** INFORMATION SHOWN **

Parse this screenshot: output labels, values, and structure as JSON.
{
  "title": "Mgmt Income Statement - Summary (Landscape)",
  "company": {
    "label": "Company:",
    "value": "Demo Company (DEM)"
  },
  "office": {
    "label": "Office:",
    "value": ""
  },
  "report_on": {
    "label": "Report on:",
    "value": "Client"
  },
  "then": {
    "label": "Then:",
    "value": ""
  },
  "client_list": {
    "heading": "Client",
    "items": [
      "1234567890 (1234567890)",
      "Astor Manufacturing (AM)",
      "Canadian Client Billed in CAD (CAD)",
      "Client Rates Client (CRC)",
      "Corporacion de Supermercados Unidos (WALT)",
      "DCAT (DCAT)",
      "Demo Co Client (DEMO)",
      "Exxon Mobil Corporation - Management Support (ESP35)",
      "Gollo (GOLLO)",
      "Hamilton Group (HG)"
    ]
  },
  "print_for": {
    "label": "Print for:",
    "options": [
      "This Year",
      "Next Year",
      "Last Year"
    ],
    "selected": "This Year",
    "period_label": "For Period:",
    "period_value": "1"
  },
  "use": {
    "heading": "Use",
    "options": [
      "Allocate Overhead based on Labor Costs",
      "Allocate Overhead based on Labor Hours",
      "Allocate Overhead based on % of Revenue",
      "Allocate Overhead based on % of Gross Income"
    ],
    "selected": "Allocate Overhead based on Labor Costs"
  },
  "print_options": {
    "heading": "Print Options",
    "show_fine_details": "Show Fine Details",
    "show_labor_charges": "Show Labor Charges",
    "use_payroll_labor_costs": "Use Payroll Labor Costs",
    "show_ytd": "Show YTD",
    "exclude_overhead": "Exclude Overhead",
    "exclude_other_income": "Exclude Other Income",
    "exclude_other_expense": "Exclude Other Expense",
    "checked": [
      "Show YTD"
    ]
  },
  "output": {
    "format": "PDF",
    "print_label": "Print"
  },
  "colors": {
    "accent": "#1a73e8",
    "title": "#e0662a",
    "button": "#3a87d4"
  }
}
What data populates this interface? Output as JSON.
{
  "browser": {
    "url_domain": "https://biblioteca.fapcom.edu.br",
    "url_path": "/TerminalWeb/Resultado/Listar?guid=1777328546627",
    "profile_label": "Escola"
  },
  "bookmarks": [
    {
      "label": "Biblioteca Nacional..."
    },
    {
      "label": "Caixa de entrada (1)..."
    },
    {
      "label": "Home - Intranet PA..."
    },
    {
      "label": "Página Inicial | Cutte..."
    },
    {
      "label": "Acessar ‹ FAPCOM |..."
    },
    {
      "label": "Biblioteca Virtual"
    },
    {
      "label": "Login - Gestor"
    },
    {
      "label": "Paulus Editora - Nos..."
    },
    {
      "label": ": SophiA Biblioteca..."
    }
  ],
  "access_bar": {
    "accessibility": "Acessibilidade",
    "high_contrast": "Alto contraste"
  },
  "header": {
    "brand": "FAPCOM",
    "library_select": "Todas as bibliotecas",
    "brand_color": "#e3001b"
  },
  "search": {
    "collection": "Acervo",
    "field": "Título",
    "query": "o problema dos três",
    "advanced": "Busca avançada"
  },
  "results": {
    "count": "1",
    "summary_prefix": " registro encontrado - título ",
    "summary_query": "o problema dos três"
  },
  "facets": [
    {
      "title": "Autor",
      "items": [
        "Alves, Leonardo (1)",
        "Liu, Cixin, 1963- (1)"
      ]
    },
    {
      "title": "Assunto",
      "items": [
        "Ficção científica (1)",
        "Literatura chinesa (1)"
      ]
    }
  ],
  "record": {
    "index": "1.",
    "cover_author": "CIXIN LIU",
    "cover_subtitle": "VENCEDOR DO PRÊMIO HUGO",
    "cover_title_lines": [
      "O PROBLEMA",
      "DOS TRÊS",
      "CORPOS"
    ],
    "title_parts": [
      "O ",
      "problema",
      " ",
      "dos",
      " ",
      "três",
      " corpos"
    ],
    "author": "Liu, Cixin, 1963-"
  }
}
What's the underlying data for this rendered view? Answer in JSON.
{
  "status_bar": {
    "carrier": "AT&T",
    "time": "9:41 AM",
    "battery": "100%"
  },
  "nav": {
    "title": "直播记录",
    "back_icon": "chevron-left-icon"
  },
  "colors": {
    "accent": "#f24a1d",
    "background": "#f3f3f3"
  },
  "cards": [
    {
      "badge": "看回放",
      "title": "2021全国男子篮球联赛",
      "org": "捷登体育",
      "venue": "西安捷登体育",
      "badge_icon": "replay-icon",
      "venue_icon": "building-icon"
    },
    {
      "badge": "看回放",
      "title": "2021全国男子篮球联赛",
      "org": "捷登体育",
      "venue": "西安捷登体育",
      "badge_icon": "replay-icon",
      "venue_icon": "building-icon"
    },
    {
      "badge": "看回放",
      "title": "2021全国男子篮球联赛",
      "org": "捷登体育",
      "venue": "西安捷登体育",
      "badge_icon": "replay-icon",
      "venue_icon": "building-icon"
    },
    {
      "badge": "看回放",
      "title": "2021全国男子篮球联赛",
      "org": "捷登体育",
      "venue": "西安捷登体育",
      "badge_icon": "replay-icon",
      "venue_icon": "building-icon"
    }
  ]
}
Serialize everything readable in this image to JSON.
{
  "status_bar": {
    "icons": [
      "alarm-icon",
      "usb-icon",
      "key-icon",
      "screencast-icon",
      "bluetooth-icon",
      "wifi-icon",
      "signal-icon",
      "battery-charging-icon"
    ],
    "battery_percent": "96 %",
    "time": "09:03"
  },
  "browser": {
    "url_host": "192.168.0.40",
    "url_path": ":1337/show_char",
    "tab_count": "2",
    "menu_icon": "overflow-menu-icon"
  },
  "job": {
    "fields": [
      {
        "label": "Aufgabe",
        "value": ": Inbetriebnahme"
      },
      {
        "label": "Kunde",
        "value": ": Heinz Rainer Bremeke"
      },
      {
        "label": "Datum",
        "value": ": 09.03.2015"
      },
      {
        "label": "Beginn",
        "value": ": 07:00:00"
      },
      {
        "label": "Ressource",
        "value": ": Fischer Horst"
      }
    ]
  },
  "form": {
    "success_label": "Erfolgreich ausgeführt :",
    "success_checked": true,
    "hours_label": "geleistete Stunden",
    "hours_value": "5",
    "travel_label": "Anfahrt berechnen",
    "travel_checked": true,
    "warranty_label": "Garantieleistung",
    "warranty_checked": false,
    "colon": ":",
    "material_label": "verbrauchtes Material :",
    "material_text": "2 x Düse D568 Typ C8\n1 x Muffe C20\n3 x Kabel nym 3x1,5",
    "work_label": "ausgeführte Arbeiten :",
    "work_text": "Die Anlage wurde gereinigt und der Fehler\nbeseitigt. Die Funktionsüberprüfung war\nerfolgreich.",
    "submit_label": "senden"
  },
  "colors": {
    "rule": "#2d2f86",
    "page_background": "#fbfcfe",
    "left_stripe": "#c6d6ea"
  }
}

** DESCRIPTION OF THE TASK **
Which lines contain "data"? Copy each of them out.

** FINAL RESULT **
What data populates this interface? Output as JSON.
What's the underlying data for this rendered view? Answer in JSON.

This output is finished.